§ **GOAL**
The data must be returned in full and exactly as given.

§ **RECORD EXCERPTS**
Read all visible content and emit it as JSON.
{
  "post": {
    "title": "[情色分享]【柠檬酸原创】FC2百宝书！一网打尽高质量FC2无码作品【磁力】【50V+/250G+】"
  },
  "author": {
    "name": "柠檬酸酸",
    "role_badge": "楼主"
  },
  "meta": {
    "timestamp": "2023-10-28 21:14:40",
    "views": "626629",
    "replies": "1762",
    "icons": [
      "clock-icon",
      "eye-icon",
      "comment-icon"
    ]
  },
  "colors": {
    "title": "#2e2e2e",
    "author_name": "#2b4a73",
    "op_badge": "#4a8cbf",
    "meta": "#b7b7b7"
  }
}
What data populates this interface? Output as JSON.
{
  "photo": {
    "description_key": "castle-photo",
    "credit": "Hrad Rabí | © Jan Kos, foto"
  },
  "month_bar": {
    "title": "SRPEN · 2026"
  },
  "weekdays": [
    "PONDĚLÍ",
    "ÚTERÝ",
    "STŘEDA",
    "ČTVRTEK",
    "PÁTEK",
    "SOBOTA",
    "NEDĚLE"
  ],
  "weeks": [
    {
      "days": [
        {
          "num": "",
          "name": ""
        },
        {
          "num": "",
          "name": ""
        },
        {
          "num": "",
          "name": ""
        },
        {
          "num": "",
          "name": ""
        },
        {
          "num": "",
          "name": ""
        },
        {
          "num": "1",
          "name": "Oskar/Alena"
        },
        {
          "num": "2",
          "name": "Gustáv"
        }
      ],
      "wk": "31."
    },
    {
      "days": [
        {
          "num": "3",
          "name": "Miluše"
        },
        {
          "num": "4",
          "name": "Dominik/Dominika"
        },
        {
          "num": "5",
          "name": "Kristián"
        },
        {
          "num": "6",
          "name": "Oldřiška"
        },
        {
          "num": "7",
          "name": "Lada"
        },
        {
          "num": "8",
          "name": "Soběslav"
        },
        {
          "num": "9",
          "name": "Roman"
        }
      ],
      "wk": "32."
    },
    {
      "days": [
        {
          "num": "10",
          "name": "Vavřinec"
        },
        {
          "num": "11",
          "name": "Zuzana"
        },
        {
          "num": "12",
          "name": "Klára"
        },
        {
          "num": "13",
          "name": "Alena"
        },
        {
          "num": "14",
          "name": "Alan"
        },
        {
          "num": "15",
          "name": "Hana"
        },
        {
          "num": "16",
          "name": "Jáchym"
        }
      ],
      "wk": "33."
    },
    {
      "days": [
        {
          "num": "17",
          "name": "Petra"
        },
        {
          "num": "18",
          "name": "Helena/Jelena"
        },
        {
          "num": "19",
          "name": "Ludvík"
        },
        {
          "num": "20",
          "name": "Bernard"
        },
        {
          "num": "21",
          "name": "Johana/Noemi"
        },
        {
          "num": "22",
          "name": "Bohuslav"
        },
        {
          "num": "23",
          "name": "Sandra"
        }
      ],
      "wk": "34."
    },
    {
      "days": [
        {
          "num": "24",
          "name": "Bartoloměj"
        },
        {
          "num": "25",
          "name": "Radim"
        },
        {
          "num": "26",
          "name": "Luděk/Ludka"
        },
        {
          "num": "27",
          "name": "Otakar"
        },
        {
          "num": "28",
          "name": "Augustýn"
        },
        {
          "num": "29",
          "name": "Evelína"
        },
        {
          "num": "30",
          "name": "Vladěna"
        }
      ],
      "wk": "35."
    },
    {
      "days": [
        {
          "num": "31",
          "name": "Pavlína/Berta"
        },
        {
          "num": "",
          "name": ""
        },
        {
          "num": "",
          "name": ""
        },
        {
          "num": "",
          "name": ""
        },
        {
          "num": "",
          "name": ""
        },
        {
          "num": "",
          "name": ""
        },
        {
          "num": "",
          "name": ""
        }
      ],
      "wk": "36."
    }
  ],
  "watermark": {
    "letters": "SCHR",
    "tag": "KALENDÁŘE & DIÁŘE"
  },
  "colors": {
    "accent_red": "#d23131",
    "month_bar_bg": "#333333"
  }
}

§ **RIGHT ANSWER**
Read all visible content and emit it as JSON.
{
  "post": {
    "title": "[情色分享]【柠檬酸原创】FC2百宝书！一网打尽高质量FC2无码作品【磁力】【50V+/250G+】"
  },
  "author": {
    "name": "柠檬酸酸",
    "role_badge": "楼主"
  },
  "meta": {
    "timestamp": "2023-10-28 21:14:40",
    "views": "626629",
    "replies": "1762",
    "icons": [
      "clock-icon",
      "eye-icon",
      "comment-icon"
    ]
  },
  "colors": {
    "title": "#2e2e2e",
    "author_name": "#2b4a73",
    "op_badge": "#4a8cbf",
    "meta": "#b7b7b7"
  }
}
What data populates this interface? Output as JSON.
{
  "photo": {
    "description_key": "castle-photo",
    "credit": "Hrad Rabí | © Jan Kos, foto"
  },
  "month_bar": {
    "title": "SRPEN · 2026"
  },
  "weekdays": [
    "PONDĚLÍ",
    "ÚTERÝ",
    "STŘEDA",
    "ČTVRTEK",
    "PÁTEK",
    "SOBOTA",
    "NEDĚLE"
  ],
  "weeks": [
    {
      "days": [
        {
          "num": "",
          "name": ""
        },
        {
          "num": "",
          "name": ""
        },
        {
          "num": "",
          "name": ""
        },
        {
          "num": "",
          "name": ""
        },
        {
          "num": "",
          "name": ""
        },
        {
          "num": "1",
          "name": "Oskar/Alena"
        },
        {
          "num": "2",
          "name": "Gustáv"
        }
      ],
      "wk": "31."
    },
    {
      "days": [
        {
          "num": "3",
          "name": "Miluše"
        },
        {
          "num": "4",
          "name": "Dominik/Dominika"
        },
        {
          "num": "5",
          "name": "Kristián"
        },
        {
          "num": "6",
          "name": "Oldřiška"
        },
        {
          "num": "7",
          "name": "Lada"
        },
        {
          "num": "8",
          "name": "Soběslav"
        },
        {
          "num": "9",
          "name": "Roman"
        }
      ],
      "wk": "32."
    },
    {
      "days": [
        {
          "num": "10",
          "name": "Vavřinec"
        },
        {
          "num": "11",
          "name": "Zuzana"
        },
        {
          "num": "12",
          "name": "Klára"
        },
        {
          "num": "13",
          "name": "Alena"
        },
        {
          "num": "14",
          "name": "Alan"
        },
        {
          "num": "15",
          "name": "Hana"
        },
        {
          "num": "16",
          "name": "Jáchym"
        }
      ],
      "wk": "33."
    },
    {
      "days": [
        {
          "num": "17",
          "name": "Petra"
        },
        {
          "num": "18",
          "name": "Helena/Jelena"
        },
        {
          "num": "19",
          "name": "Ludvík"
        },
        {
          "num": "20",
          "name": "Bernard"
        },
        {
          "num": "21",
          "name": "Johana/Noemi"
        },
        {
          "num": "22",
          "name": "Bohuslav"
        },
        {
          "num": "23",
          "name": "Sandra"
        }
      ],
      "wk": "34."
    },
    {
      "days": [
        {
          "num": "24",
          "name": "Bartoloměj"
        },
        {
          "num": "25",
          "name": "Radim"
        },
        {
          "num": "26",
          "name": "Luděk/Ludka"
        },
        {
          "num": "27",
          "name": "Otakar"
        },
        {
          "num": "28",
          "name": "Augustýn"
        },
        {
          "num": "29",
          "name": "Evelína"
        },
        {
          "num": "30",
          "name": "Vladěna"
        }
      ],
      "wk": "35."
    },
    {
      "days": [
        {
          "num": "31",
          "name": "Pavlína/Berta"
        },
        {
          "num": "",
          "name": ""
        },
        {
          "num": "",
          "name": ""
        },
        {
          "num": "",
          "name": ""
        },
        {
          "num": "",
          "name": ""
        },
        {
          "num": "",
          "name": ""
        },
        {
          "num": "",
          "name": ""
        }
      ],
      "wk": "36."
    }
  ],
  "watermark": {
    "letters": "SCHR",
    "tag": "KALENDÁŘE & DIÁŘE"
  },
  "colors": {
    "accent_red": "#d23131",
    "month_bar_bg": "#333333"
  }
}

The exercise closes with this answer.